Go through the records that follow and tally the lines with "DejaVu" in them; answer with the number alone.

Data entries for graphics:
————

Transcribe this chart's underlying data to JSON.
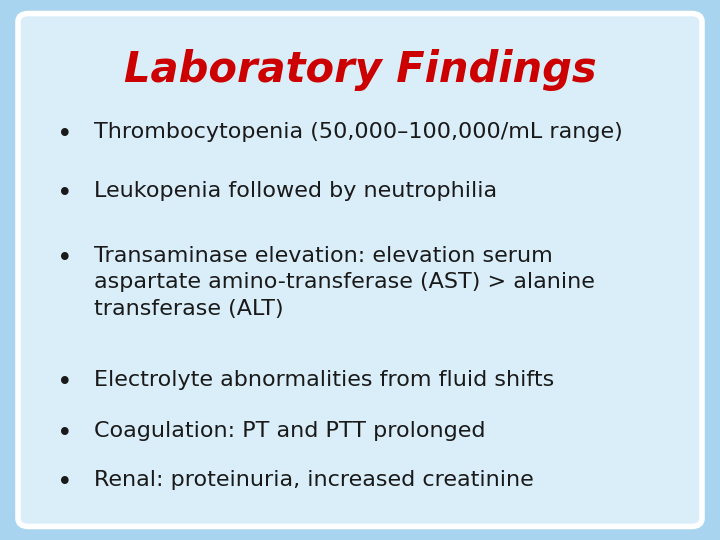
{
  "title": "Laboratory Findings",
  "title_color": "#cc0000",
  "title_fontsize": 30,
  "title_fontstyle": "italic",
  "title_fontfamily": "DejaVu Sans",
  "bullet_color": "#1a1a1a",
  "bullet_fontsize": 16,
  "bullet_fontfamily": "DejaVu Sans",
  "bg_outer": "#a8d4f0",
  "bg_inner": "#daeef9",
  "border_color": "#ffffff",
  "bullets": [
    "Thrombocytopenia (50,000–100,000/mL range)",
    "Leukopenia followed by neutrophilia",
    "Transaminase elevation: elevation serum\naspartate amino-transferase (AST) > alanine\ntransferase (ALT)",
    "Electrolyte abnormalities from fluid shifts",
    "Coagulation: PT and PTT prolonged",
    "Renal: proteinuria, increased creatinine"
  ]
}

————

Solution to the problem: 2